Task prompt
Give the number of lines containing the word "noise", and nothing else.

Extracted data
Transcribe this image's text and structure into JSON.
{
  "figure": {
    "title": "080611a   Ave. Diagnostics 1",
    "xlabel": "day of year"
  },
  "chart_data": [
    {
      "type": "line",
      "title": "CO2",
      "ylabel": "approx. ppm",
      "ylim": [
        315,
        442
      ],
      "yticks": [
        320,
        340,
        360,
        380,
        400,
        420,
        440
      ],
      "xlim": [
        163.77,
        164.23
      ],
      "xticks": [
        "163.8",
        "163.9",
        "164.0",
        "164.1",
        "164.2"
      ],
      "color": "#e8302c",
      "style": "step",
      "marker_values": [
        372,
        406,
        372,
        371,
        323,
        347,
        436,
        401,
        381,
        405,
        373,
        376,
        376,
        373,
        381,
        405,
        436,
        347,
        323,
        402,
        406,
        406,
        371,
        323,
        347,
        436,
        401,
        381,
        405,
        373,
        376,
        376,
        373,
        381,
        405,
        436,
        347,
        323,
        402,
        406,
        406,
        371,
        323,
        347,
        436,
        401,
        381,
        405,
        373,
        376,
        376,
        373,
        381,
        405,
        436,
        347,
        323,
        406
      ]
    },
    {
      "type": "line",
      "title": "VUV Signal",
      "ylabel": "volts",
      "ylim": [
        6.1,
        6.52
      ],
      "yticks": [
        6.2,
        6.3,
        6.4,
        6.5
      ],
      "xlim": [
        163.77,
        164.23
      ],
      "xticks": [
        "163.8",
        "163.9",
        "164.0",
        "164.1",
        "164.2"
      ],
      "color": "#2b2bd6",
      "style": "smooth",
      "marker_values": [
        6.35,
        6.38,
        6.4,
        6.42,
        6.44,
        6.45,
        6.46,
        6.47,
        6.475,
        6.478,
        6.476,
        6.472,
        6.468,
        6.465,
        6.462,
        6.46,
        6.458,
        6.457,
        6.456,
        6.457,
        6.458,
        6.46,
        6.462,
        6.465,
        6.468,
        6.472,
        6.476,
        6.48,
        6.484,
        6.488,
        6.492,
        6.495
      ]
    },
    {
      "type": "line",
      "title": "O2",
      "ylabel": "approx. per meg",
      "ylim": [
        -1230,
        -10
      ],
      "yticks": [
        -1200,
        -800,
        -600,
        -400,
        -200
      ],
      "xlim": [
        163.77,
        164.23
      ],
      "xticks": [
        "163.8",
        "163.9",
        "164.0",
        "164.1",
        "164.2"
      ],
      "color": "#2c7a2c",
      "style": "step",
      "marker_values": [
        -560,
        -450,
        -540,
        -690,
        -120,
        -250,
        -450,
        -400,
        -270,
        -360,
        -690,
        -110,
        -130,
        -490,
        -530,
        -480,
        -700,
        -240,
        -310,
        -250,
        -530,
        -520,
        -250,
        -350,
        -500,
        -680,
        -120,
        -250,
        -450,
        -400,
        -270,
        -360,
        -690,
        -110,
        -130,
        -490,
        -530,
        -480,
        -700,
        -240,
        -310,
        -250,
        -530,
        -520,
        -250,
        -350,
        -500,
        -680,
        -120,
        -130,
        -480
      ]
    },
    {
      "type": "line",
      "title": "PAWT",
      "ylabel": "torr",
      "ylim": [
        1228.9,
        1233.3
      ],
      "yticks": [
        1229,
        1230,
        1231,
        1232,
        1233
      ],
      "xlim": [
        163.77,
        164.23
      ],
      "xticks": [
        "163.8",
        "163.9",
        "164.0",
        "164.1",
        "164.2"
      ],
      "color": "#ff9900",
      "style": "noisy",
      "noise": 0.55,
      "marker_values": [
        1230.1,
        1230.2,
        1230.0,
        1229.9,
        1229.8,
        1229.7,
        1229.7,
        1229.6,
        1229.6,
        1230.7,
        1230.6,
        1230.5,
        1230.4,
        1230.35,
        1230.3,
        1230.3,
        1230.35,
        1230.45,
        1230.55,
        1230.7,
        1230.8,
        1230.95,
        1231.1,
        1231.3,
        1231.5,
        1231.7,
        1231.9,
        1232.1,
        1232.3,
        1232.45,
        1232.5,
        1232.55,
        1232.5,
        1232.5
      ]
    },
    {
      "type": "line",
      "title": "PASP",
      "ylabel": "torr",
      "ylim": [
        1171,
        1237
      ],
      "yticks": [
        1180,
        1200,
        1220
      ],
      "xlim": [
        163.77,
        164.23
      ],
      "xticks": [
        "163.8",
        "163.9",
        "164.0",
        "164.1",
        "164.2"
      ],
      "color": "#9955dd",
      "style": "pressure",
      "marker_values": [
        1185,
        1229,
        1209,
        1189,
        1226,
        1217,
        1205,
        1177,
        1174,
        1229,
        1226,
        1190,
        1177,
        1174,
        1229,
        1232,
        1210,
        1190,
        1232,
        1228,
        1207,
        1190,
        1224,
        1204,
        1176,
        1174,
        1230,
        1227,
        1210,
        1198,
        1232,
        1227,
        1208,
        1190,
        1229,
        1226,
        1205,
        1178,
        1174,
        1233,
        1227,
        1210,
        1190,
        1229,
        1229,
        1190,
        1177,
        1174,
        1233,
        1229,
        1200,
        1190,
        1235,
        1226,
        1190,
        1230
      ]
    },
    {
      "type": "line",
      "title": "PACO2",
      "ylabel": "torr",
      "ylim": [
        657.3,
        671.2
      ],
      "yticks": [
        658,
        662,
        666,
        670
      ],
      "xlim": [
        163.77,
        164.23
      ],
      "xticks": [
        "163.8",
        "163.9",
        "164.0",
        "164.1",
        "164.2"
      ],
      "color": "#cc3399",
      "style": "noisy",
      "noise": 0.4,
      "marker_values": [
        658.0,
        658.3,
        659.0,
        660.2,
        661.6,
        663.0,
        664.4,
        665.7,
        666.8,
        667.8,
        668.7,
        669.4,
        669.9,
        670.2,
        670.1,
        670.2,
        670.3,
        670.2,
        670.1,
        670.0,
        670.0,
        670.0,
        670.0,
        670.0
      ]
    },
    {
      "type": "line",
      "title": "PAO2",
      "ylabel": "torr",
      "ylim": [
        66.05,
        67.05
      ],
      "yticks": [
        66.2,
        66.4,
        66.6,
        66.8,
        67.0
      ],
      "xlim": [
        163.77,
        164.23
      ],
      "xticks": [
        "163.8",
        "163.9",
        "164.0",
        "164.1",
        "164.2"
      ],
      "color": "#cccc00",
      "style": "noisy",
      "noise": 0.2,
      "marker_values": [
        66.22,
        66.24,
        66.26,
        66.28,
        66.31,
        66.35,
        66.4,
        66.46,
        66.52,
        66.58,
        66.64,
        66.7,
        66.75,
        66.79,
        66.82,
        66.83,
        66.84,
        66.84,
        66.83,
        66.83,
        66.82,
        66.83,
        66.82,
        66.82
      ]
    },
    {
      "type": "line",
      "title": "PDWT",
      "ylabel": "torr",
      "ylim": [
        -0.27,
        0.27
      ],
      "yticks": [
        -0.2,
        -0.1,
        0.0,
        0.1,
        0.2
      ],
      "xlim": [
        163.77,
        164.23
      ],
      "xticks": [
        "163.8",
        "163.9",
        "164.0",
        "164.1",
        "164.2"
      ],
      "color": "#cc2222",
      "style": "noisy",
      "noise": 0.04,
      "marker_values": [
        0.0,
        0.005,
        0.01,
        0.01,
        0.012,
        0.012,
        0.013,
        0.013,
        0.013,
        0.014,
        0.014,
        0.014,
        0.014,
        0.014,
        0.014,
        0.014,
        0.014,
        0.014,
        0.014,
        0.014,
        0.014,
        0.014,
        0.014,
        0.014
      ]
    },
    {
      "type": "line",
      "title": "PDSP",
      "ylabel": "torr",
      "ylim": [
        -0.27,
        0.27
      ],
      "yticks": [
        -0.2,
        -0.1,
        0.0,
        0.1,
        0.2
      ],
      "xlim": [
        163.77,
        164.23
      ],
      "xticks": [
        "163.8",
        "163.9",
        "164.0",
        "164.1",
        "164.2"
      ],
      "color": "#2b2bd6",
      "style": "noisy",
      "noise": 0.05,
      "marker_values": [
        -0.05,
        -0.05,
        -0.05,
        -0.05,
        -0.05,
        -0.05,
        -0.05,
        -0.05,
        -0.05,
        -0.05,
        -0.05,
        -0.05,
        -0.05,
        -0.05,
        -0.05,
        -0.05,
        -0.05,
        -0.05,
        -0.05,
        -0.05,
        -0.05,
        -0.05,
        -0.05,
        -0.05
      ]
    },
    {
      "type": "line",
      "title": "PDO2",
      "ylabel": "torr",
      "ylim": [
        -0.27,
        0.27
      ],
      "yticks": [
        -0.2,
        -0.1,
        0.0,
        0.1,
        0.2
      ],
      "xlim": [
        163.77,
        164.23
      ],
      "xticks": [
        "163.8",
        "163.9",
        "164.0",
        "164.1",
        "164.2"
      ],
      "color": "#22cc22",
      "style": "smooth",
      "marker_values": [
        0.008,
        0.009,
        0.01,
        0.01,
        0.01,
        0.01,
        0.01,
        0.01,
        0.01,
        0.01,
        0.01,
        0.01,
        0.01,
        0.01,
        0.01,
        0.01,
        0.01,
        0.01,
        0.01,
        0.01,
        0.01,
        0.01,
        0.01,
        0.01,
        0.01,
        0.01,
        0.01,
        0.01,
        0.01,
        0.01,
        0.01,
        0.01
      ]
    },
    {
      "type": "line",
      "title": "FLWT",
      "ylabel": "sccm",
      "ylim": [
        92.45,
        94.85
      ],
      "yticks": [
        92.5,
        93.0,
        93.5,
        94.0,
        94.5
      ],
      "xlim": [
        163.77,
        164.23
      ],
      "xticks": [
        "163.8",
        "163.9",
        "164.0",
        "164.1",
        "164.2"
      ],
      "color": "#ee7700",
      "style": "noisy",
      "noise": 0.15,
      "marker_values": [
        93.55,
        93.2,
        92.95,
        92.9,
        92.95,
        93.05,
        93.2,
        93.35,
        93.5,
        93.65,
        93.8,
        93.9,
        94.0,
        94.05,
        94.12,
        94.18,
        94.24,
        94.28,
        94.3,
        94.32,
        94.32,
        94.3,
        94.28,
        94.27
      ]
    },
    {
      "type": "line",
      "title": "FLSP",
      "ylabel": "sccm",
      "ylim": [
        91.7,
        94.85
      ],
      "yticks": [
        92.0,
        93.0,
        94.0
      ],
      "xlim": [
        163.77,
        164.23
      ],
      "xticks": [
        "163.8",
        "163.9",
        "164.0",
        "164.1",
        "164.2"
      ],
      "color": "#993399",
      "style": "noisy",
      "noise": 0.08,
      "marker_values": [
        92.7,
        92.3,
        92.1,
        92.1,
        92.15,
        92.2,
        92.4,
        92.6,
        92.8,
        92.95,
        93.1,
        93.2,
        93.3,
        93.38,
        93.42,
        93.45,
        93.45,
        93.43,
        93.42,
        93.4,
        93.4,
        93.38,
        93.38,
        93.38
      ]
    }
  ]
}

Output for this task
7